*Problem to solve*. Search the listing below for the word "color" and copy each line that holds it.

--- --- ---

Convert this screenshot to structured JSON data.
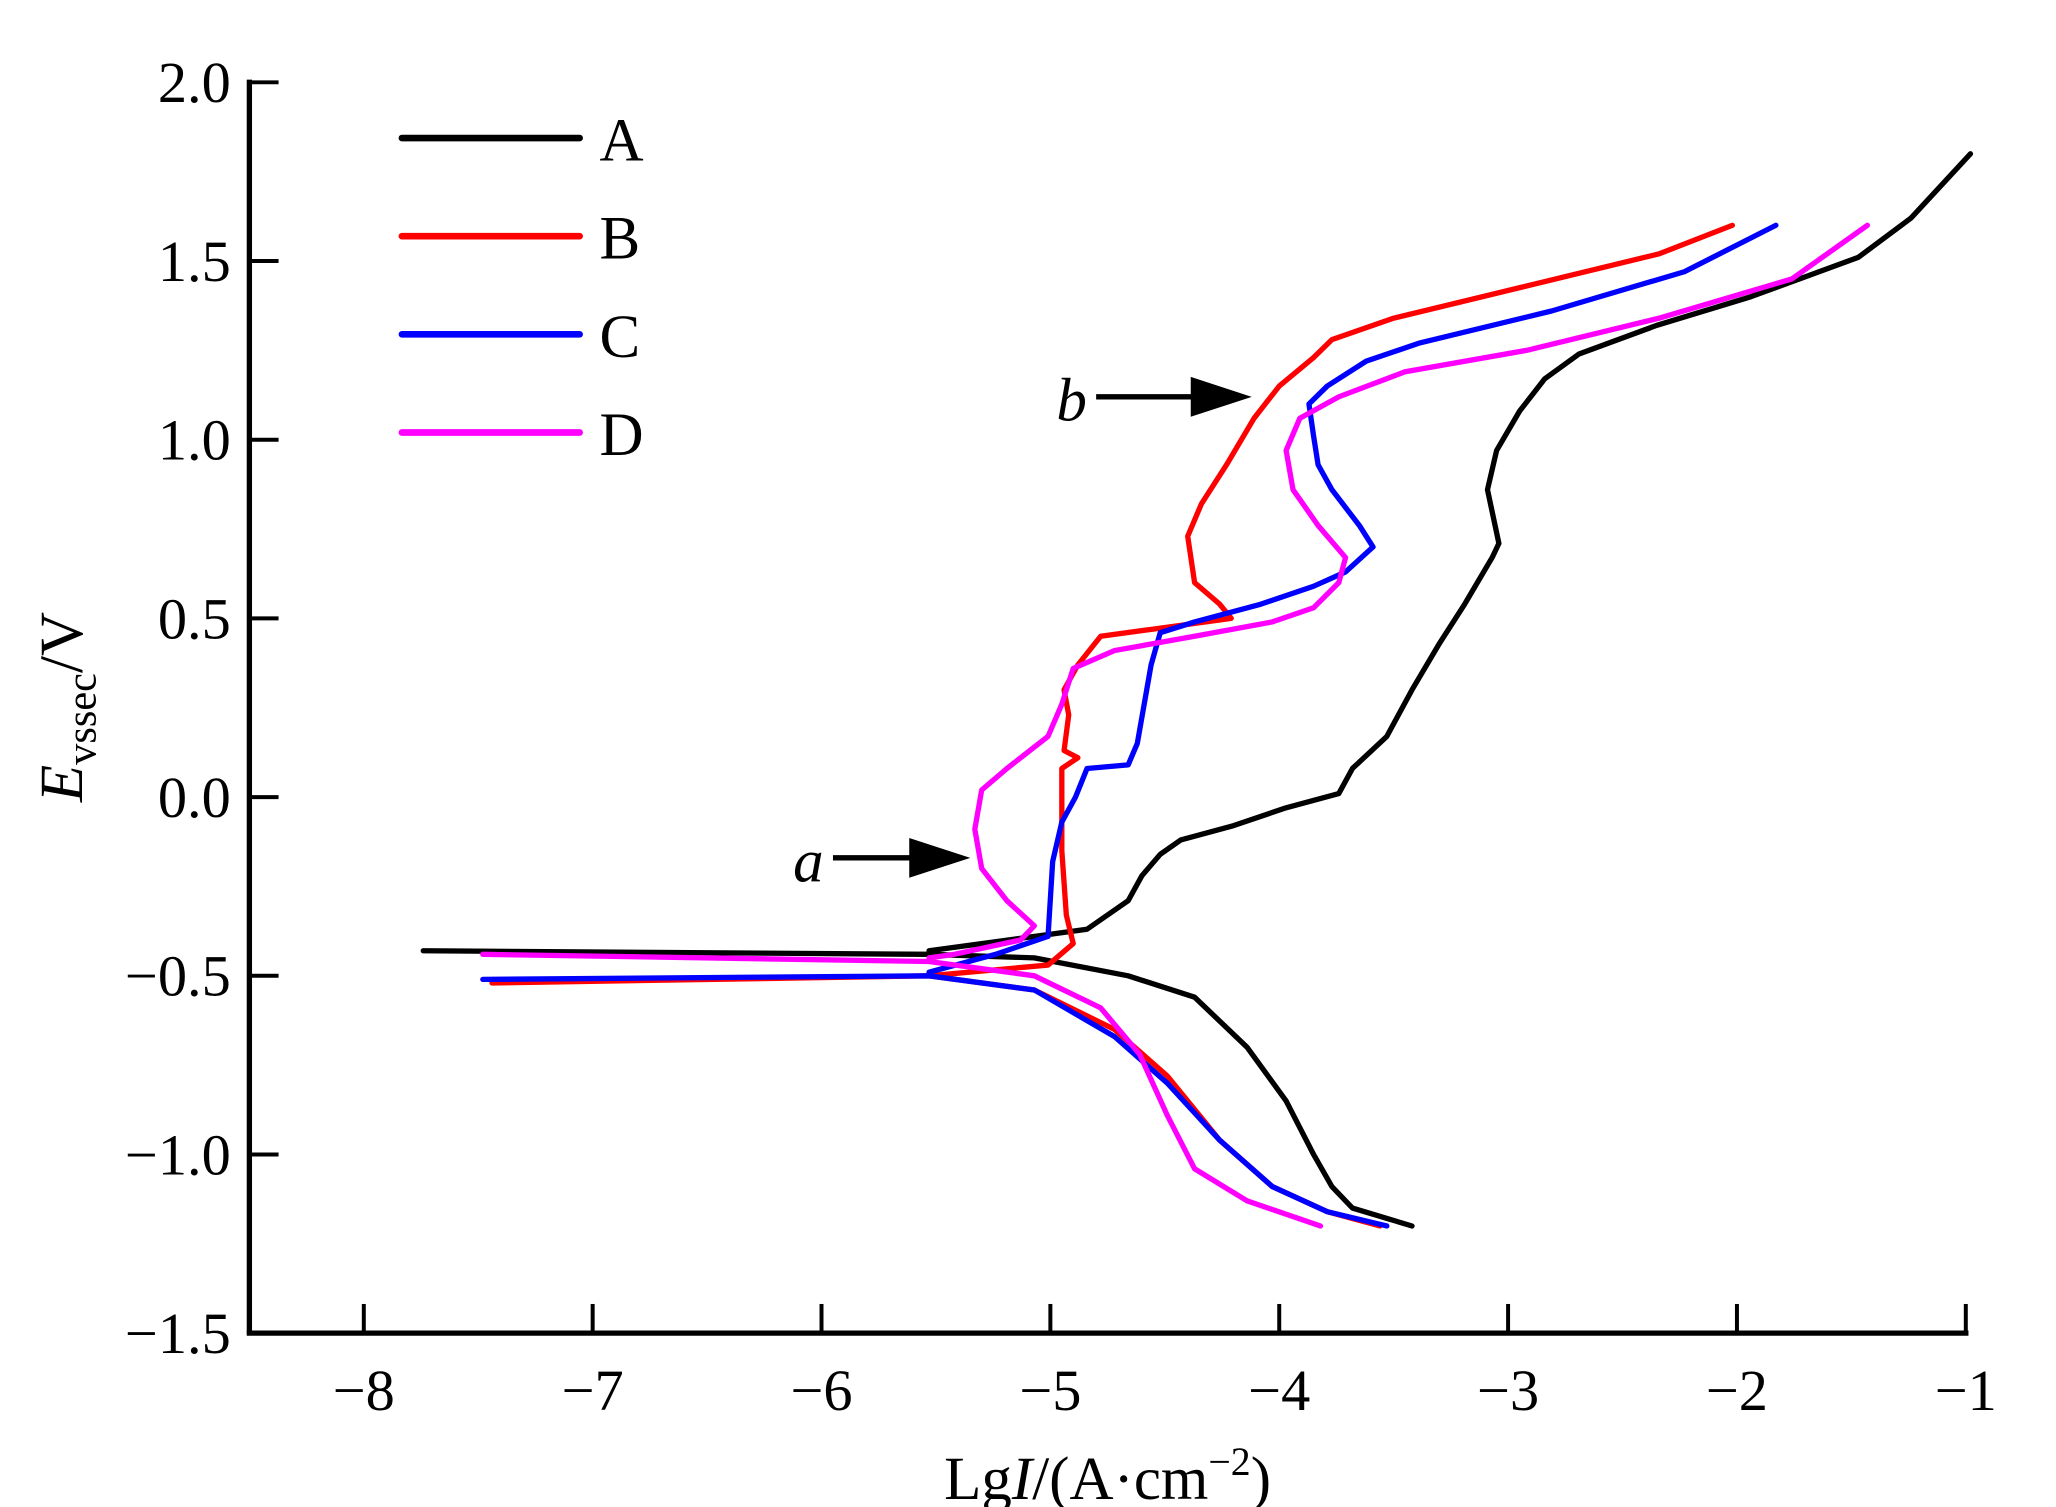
{
  "chart_data": {
    "type": "line",
    "title": "",
    "xlabel": {
      "prefix": "Lg",
      "italic": "I",
      "suffix": "/(A·cm",
      "sup": "−2",
      "close": ")"
    },
    "ylabel": {
      "italic": "E",
      "sub": "vssec",
      "suffix": "/V"
    },
    "xlim": [
      -8.5,
      -1
    ],
    "ylim": [
      -1.5,
      2.0
    ],
    "xticks": [
      -8,
      -7,
      -6,
      -5,
      -4,
      -3,
      -2,
      -1
    ],
    "xtick_labels": [
      "−8",
      "−7",
      "−6",
      "−5",
      "−4",
      "−3",
      "−2",
      "−1"
    ],
    "yticks": [
      2.0,
      1.5,
      1.0,
      0.5,
      0.0,
      -0.5,
      -1.0,
      -1.5
    ],
    "ytick_labels": [
      "2.0",
      "1.5",
      "1.0",
      "0.5",
      "0.0",
      "−0.5",
      "−1.0",
      "−1.5"
    ],
    "grid": false,
    "legend_position": "top-left",
    "annotations": [
      {
        "text": "a",
        "x": -5.95,
        "y": -0.17,
        "arrow_to": [
          -5.35,
          -0.17
        ]
      },
      {
        "text": "b",
        "x": -4.8,
        "y": 1.12,
        "arrow_to": [
          -4.12,
          1.12
        ]
      }
    ],
    "series": [
      {
        "name": "A",
        "color": "#000000",
        "cathodic": [
          [
            -7.74,
            -0.43
          ],
          [
            -5.53,
            -0.44
          ],
          [
            -5.07,
            -0.45
          ],
          [
            -4.66,
            -0.5
          ],
          [
            -4.37,
            -0.56
          ],
          [
            -4.14,
            -0.7
          ],
          [
            -3.97,
            -0.85
          ],
          [
            -3.85,
            -1.0
          ],
          [
            -3.77,
            -1.09
          ],
          [
            -3.68,
            -1.15
          ],
          [
            -3.42,
            -1.2
          ]
        ],
        "anodic": [
          [
            -5.53,
            -0.43
          ],
          [
            -4.84,
            -0.37
          ],
          [
            -4.66,
            -0.29
          ],
          [
            -4.6,
            -0.22
          ],
          [
            -4.52,
            -0.16
          ],
          [
            -4.43,
            -0.12
          ],
          [
            -4.2,
            -0.08
          ],
          [
            -3.97,
            -0.03
          ],
          [
            -3.74,
            0.01
          ],
          [
            -3.68,
            0.08
          ],
          [
            -3.53,
            0.17
          ],
          [
            -3.42,
            0.3
          ],
          [
            -3.3,
            0.43
          ],
          [
            -3.19,
            0.54
          ],
          [
            -3.07,
            0.67
          ],
          [
            -3.04,
            0.71
          ],
          [
            -3.09,
            0.86
          ],
          [
            -3.05,
            0.97
          ],
          [
            -2.95,
            1.08
          ],
          [
            -2.84,
            1.17
          ],
          [
            -2.69,
            1.24
          ],
          [
            -2.35,
            1.32
          ],
          [
            -1.94,
            1.4
          ],
          [
            -1.47,
            1.51
          ],
          [
            -1.24,
            1.62
          ],
          [
            -0.98,
            1.8
          ]
        ]
      },
      {
        "name": "B",
        "color": "#ff0000",
        "cathodic": [
          [
            -7.44,
            -0.52
          ],
          [
            -5.53,
            -0.5
          ],
          [
            -5.07,
            -0.54
          ],
          [
            -4.72,
            -0.65
          ],
          [
            -4.49,
            -0.78
          ],
          [
            -4.26,
            -0.96
          ],
          [
            -4.03,
            -1.09
          ],
          [
            -3.79,
            -1.16
          ],
          [
            -3.56,
            -1.2
          ]
        ],
        "anodic": [
          [
            -5.53,
            -0.5
          ],
          [
            -5.01,
            -0.47
          ],
          [
            -4.9,
            -0.41
          ],
          [
            -4.93,
            -0.33
          ],
          [
            -4.95,
            -0.15
          ],
          [
            -4.95,
            0.08
          ],
          [
            -4.88,
            0.11
          ],
          [
            -4.94,
            0.13
          ],
          [
            -4.92,
            0.23
          ],
          [
            -4.94,
            0.3
          ],
          [
            -4.88,
            0.37
          ],
          [
            -4.78,
            0.45
          ],
          [
            -4.55,
            0.47
          ],
          [
            -4.21,
            0.5
          ],
          [
            -4.26,
            0.54
          ],
          [
            -4.37,
            0.6
          ],
          [
            -4.4,
            0.73
          ],
          [
            -4.34,
            0.82
          ],
          [
            -4.23,
            0.93
          ],
          [
            -4.11,
            1.06
          ],
          [
            -4.0,
            1.15
          ],
          [
            -3.85,
            1.23
          ],
          [
            -3.77,
            1.28
          ],
          [
            -3.5,
            1.34
          ],
          [
            -2.92,
            1.43
          ],
          [
            -2.34,
            1.52
          ],
          [
            -2.02,
            1.6
          ]
        ]
      },
      {
        "name": "C",
        "color": "#0000ff",
        "cathodic": [
          [
            -7.48,
            -0.51
          ],
          [
            -5.53,
            -0.5
          ],
          [
            -5.07,
            -0.54
          ],
          [
            -4.72,
            -0.67
          ],
          [
            -4.49,
            -0.8
          ],
          [
            -4.26,
            -0.96
          ],
          [
            -4.03,
            -1.09
          ],
          [
            -3.79,
            -1.16
          ],
          [
            -3.53,
            -1.2
          ]
        ],
        "anodic": [
          [
            -5.53,
            -0.49
          ],
          [
            -5.24,
            -0.44
          ],
          [
            -5.01,
            -0.39
          ],
          [
            -4.99,
            -0.18
          ],
          [
            -4.95,
            -0.07
          ],
          [
            -4.89,
            0.0
          ],
          [
            -4.84,
            0.08
          ],
          [
            -4.66,
            0.09
          ],
          [
            -4.62,
            0.15
          ],
          [
            -4.59,
            0.26
          ],
          [
            -4.56,
            0.37
          ],
          [
            -4.52,
            0.46
          ],
          [
            -4.37,
            0.49
          ],
          [
            -4.08,
            0.54
          ],
          [
            -3.85,
            0.59
          ],
          [
            -3.71,
            0.63
          ],
          [
            -3.59,
            0.7
          ],
          [
            -3.65,
            0.76
          ],
          [
            -3.77,
            0.86
          ],
          [
            -3.83,
            0.93
          ],
          [
            -3.85,
            1.01
          ],
          [
            -3.87,
            1.1
          ],
          [
            -3.79,
            1.15
          ],
          [
            -3.62,
            1.22
          ],
          [
            -3.39,
            1.27
          ],
          [
            -2.81,
            1.36
          ],
          [
            -2.23,
            1.47
          ],
          [
            -1.83,
            1.6
          ]
        ]
      },
      {
        "name": "D",
        "color": "#ff00ff",
        "cathodic": [
          [
            -7.48,
            -0.44
          ],
          [
            -5.53,
            -0.46
          ],
          [
            -5.07,
            -0.5
          ],
          [
            -4.78,
            -0.59
          ],
          [
            -4.61,
            -0.72
          ],
          [
            -4.49,
            -0.89
          ],
          [
            -4.37,
            -1.04
          ],
          [
            -4.14,
            -1.13
          ],
          [
            -3.82,
            -1.2
          ]
        ],
        "anodic": [
          [
            -5.53,
            -0.45
          ],
          [
            -5.42,
            -0.44
          ],
          [
            -5.13,
            -0.4
          ],
          [
            -5.07,
            -0.36
          ],
          [
            -5.19,
            -0.29
          ],
          [
            -5.3,
            -0.2
          ],
          [
            -5.33,
            -0.09
          ],
          [
            -5.3,
            0.02
          ],
          [
            -5.19,
            0.08
          ],
          [
            -5.01,
            0.17
          ],
          [
            -4.95,
            0.26
          ],
          [
            -4.9,
            0.36
          ],
          [
            -4.72,
            0.41
          ],
          [
            -4.37,
            0.45
          ],
          [
            -4.03,
            0.49
          ],
          [
            -3.85,
            0.53
          ],
          [
            -3.74,
            0.6
          ],
          [
            -3.71,
            0.67
          ],
          [
            -3.83,
            0.76
          ],
          [
            -3.94,
            0.86
          ],
          [
            -3.97,
            0.97
          ],
          [
            -3.91,
            1.06
          ],
          [
            -3.74,
            1.12
          ],
          [
            -3.45,
            1.19
          ],
          [
            -2.92,
            1.25
          ],
          [
            -2.34,
            1.34
          ],
          [
            -1.76,
            1.45
          ],
          [
            -1.43,
            1.6
          ]
        ]
      }
    ]
  }
}
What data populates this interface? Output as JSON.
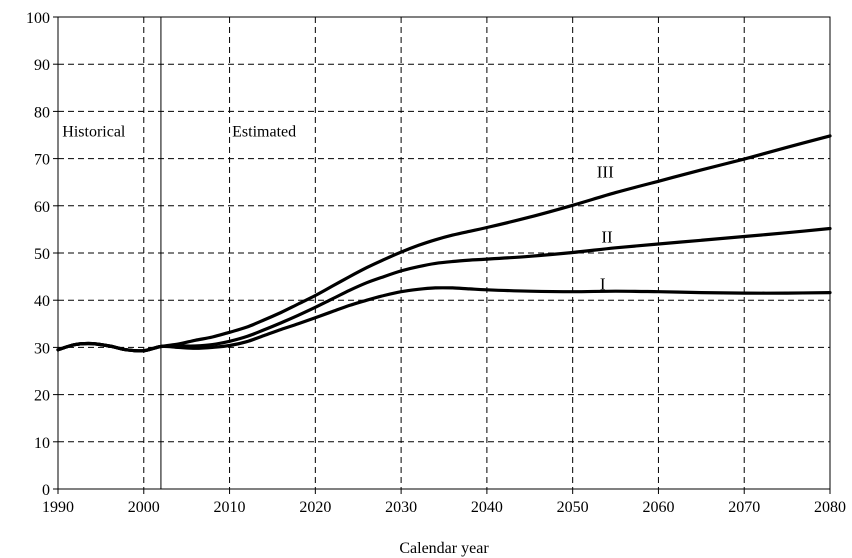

--- --- ---

*Written answer*.
        "color": "#000000",
        "color": "#ff0000",
        "color": "#0000ff",
        "color": "#ff00ff",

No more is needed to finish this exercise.